## Task to complete
Below are the records. Count the lines containing the string "medium", and reply with the number alone.
***** Items
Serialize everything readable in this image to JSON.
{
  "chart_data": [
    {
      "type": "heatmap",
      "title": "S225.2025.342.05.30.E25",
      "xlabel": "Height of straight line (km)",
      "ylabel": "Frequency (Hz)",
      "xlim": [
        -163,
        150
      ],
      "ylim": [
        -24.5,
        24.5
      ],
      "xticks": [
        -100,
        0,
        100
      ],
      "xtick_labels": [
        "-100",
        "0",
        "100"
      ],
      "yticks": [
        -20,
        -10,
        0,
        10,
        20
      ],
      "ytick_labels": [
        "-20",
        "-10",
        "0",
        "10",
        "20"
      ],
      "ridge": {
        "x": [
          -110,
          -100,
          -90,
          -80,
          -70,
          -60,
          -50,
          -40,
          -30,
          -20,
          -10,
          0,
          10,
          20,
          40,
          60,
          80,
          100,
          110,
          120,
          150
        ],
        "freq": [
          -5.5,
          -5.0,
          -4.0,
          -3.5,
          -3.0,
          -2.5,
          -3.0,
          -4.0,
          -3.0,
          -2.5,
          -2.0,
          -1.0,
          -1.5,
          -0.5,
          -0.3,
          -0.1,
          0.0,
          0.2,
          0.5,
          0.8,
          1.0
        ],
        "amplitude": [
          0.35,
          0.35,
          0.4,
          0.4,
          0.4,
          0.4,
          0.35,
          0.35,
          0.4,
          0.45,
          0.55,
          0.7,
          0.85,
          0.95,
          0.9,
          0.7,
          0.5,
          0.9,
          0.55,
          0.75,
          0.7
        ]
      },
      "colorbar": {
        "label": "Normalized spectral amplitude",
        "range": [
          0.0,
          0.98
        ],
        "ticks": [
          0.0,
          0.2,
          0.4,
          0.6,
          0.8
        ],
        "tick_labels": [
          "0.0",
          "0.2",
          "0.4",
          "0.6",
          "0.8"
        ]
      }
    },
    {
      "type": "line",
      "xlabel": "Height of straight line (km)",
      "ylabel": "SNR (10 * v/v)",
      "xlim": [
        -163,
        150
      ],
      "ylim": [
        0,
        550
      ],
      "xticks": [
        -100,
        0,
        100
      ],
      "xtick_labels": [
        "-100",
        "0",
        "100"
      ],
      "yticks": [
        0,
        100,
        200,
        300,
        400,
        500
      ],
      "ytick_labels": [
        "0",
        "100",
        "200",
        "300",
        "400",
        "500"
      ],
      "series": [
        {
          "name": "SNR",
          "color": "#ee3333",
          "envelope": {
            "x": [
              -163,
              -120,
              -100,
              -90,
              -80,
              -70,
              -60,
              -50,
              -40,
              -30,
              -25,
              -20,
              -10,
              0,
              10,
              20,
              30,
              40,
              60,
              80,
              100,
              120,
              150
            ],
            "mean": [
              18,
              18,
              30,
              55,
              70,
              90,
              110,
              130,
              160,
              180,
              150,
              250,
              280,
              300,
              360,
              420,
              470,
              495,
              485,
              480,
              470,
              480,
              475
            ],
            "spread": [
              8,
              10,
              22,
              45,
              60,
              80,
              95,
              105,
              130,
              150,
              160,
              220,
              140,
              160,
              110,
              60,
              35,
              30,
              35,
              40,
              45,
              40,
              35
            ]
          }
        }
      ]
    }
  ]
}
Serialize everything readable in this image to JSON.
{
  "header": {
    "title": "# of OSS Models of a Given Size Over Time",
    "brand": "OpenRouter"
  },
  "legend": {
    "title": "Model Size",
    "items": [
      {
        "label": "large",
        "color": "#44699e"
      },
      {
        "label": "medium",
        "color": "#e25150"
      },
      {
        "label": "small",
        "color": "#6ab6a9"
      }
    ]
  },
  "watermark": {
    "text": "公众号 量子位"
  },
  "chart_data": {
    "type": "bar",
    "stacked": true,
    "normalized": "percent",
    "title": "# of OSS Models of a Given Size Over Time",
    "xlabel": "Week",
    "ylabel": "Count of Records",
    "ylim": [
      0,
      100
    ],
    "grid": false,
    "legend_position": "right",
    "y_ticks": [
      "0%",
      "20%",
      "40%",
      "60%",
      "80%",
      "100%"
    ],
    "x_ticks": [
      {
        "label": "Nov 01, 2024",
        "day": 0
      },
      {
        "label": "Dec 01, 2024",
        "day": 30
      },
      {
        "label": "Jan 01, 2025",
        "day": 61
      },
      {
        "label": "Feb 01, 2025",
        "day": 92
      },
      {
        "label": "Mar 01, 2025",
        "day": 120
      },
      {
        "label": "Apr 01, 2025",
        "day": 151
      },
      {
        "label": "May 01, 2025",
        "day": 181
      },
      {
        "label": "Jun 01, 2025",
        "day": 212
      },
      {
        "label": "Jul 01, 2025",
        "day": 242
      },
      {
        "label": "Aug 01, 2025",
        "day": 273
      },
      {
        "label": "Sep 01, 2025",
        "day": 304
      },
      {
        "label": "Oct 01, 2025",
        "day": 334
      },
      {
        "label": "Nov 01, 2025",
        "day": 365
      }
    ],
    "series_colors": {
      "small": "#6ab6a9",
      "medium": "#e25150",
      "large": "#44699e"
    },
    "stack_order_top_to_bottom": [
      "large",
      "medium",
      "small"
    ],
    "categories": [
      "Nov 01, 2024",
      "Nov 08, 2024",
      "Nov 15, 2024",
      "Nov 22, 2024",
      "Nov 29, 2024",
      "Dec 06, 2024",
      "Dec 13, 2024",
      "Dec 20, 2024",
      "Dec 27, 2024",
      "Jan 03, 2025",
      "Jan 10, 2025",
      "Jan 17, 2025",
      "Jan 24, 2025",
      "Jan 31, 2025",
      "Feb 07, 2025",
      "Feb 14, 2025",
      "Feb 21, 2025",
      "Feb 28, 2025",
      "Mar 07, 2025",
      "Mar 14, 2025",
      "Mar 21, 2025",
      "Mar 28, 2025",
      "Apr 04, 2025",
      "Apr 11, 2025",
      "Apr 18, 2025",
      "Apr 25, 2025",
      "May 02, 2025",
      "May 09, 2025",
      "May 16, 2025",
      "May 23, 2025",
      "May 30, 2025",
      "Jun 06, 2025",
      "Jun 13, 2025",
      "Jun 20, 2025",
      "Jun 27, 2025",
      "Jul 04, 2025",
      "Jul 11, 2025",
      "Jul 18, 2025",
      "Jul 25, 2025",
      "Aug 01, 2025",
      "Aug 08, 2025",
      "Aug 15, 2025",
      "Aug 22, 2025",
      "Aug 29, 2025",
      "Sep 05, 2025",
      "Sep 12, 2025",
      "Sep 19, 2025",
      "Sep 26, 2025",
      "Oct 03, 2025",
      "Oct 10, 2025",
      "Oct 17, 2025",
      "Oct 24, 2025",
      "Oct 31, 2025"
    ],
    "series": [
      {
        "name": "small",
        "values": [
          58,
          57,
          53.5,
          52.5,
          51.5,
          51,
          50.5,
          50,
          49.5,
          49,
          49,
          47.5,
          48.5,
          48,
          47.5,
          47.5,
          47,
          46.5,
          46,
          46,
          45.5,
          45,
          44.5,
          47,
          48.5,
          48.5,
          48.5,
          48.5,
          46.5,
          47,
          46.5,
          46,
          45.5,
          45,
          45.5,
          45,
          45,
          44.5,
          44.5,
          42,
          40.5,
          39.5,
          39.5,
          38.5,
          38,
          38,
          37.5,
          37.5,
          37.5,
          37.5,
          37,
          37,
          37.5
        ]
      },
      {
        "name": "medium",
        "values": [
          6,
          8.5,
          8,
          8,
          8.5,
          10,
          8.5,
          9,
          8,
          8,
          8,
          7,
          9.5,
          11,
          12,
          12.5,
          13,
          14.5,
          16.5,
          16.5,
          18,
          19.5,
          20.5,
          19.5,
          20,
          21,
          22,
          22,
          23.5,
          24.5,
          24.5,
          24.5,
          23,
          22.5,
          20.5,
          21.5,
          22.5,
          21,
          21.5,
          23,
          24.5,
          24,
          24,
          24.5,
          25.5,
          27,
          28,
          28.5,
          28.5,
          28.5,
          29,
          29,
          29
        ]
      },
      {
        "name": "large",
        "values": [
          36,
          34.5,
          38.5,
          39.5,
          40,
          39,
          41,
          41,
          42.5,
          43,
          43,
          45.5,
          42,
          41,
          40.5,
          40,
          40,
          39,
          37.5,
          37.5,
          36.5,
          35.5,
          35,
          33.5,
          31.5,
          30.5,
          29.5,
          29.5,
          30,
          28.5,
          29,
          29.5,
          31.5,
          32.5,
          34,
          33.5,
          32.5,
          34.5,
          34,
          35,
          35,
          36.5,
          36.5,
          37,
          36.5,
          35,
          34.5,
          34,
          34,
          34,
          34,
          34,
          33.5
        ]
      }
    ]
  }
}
**********
## Response for this exercise
4